EXERCISE DIRECTIONS >>
Below is a block of data; give all of it again word for word.

#### STORED DATA

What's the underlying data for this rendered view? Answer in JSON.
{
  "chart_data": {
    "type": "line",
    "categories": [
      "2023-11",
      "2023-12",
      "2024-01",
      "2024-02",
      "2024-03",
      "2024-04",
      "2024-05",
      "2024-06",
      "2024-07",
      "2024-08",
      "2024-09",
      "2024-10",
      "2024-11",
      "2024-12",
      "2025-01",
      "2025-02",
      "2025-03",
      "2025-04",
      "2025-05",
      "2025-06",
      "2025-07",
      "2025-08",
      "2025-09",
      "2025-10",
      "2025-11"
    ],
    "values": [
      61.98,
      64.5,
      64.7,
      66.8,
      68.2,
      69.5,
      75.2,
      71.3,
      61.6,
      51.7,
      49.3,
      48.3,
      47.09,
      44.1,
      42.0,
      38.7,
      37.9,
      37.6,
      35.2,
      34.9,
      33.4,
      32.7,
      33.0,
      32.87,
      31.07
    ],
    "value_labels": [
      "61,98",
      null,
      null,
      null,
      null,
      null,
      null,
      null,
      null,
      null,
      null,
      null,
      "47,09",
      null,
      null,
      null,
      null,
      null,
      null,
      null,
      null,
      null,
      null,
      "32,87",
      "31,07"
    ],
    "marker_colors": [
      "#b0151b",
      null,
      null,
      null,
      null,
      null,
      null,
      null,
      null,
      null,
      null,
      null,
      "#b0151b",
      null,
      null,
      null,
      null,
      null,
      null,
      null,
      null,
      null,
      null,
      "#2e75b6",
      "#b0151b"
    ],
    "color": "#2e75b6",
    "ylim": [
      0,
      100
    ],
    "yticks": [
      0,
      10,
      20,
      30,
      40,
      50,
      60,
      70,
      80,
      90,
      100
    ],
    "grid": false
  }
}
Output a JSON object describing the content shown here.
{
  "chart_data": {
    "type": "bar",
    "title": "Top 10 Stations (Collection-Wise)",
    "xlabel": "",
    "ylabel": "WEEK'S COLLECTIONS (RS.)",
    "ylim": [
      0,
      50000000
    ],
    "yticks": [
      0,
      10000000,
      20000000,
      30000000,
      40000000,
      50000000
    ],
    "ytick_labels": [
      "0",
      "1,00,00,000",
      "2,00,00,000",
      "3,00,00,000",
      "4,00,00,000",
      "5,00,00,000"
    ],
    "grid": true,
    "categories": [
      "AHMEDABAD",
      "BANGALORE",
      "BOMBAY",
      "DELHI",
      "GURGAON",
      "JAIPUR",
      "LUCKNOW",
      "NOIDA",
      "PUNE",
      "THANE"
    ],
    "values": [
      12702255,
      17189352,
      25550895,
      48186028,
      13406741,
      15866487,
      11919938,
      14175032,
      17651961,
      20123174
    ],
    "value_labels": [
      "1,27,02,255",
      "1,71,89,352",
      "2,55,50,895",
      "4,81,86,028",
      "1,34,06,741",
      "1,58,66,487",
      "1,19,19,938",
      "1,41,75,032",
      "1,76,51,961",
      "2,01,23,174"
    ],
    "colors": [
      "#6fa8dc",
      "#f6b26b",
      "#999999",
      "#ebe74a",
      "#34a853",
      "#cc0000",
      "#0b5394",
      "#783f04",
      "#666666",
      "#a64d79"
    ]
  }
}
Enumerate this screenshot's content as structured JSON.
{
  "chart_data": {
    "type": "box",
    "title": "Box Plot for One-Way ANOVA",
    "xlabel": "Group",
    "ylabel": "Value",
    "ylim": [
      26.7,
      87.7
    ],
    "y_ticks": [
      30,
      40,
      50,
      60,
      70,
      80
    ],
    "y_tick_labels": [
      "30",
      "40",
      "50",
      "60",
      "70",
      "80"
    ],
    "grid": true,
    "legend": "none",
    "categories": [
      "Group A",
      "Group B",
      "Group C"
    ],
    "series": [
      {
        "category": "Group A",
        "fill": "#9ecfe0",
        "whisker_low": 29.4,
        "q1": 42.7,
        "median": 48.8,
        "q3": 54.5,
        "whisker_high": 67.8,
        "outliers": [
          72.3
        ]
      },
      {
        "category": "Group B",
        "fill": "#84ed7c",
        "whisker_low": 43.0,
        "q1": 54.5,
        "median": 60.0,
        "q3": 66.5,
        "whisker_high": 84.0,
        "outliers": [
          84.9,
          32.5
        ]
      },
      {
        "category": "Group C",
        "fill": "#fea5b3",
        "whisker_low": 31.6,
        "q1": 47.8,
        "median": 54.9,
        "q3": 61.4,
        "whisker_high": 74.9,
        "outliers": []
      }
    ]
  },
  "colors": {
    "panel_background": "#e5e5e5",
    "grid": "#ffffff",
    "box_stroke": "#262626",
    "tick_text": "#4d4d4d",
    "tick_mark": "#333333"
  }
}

########

ANSWER IN FULL >>
What's the underlying data for this rendered view? Answer in JSON.
{
  "chart_data": {
    "type": "line",
    "categories": [
      "2023-11",
      "2023-12",
      "2024-01",
      "2024-02",
      "2024-03",
      "2024-04",
      "2024-05",
      "2024-06",
      "2024-07",
      "2024-08",
      "2024-09",
      "2024-10",
      "2024-11",
      "2024-12",
      "2025-01",
      "2025-02",
      "2025-03",
      "2025-04",
      "2025-05",
      "2025-06",
      "2025-07",
      "2025-08",
      "2025-09",
      "2025-10",
      "2025-11"
    ],
    "values": [
      61.98,
      64.5,
      64.7,
      66.8,
      68.2,
      69.5,
      75.2,
      71.3,
      61.6,
      51.7,
      49.3,
      48.3,
      47.09,
      44.1,
      42.0,
      38.7,
      37.9,
      37.6,
      35.2,
      34.9,
      33.4,
      32.7,
      33.0,
      32.87,
      31.07
    ],
    "value_labels": [
      "61,98",
      null,
      null,
      null,
      null,
      null,
      null,
      null,
      null,
      null,
      null,
      null,
      "47,09",
      null,
      null,
      null,
      null,
      null,
      null,
      null,
      null,
      null,
      null,
      "32,87",
      "31,07"
    ],
    "marker_colors": [
      "#b0151b",
      null,
      null,
      null,
      null,
      null,
      null,
      null,
      null,
      null,
      null,
      null,
      "#b0151b",
      null,
      null,
      null,
      null,
      null,
      null,
      null,
      null,
      null,
      null,
      "#2e75b6",
      "#b0151b"
    ],
    "color": "#2e75b6",
    "ylim": [
      0,
      100
    ],
    "yticks": [
      0,
      10,
      20,
      30,
      40,
      50,
      60,
      70,
      80,
      90,
      100
    ],
    "grid": false
  }
}
Output a JSON object describing the content shown here.
{
  "chart_data": {
    "type": "bar",
    "title": "Top 10 Stations (Collection-Wise)",
    "xlabel": "",
    "ylabel": "WEEK'S COLLECTIONS (RS.)",
    "ylim": [
      0,
      50000000
    ],
    "yticks": [
      0,
      10000000,
      20000000,
      30000000,
      40000000,
      50000000
    ],
    "ytick_labels": [
      "0",
      "1,00,00,000",
      "2,00,00,000",
      "3,00,00,000",
      "4,00,00,000",
      "5,00,00,000"
    ],
    "grid": true,
    "categories": [
      "AHMEDABAD",
      "BANGALORE",
      "BOMBAY",
      "DELHI",
      "GURGAON",
      "JAIPUR",
      "LUCKNOW",
      "NOIDA",
      "PUNE",
      "THANE"
    ],
    "values": [
      12702255,
      17189352,
      25550895,
      48186028,
      13406741,
      15866487,
      11919938,
      14175032,
      17651961,
      20123174
    ],
    "value_labels": [
      "1,27,02,255",
      "1,71,89,352",
      "2,55,50,895",
      "4,81,86,028",
      "1,34,06,741",
      "1,58,66,487",
      "1,19,19,938",
      "1,41,75,032",
      "1,76,51,961",
      "2,01,23,174"
    ],
    "colors": [
      "#6fa8dc",
      "#f6b26b",
      "#999999",
      "#ebe74a",
      "#34a853",
      "#cc0000",
      "#0b5394",
      "#783f04",
      "#666666",
      "#a64d79"
    ]
  }
}
Enumerate this screenshot's content as structured JSON.
{
  "chart_data": {
    "type": "box",
    "title": "Box Plot for One-Way ANOVA",
    "xlabel": "Group",
    "ylabel": "Value",
    "ylim": [
      26.7,
      87.7
    ],
    "y_ticks": [
      30,
      40,
      50,
      60,
      70,
      80
    ],
    "y_tick_labels": [
      "30",
      "40",
      "50",
      "60",
      "70",
      "80"
    ],
    "grid": true,
    "legend": "none",
    "categories": [
      "Group A",
      "Group B",
      "Group C"
    ],
    "series": [
      {
        "category": "Group A",
        "fill": "#9ecfe0",
        "whisker_low": 29.4,
        "q1": 42.7,
        "median": 48.8,
        "q3": 54.5,
        "whisker_high": 67.8,
        "outliers": [
          72.3
        ]
      },
      {
        "category": "Group B",
        "fill": "#84ed7c",
        "whisker_low": 43.0,
        "q1": 54.5,
        "median": 60.0,
        "q3": 66.5,
        "whisker_high": 84.0,
        "outliers": [
          84.9,
          32.5
        ]
      },
      {
        "category": "Group C",
        "fill": "#fea5b3",
        "whisker_low": 31.6,
        "q1": 47.8,
        "median": 54.9,
        "q3": 61.4,
        "whisker_high": 74.9,
        "outliers": []
      }
    ]
  },
  "colors": {
    "panel_background": "#e5e5e5",
    "grid": "#ffffff",
    "box_stroke": "#262626",
    "tick_text": "#4d4d4d",
    "tick_mark": "#333333"
  }
}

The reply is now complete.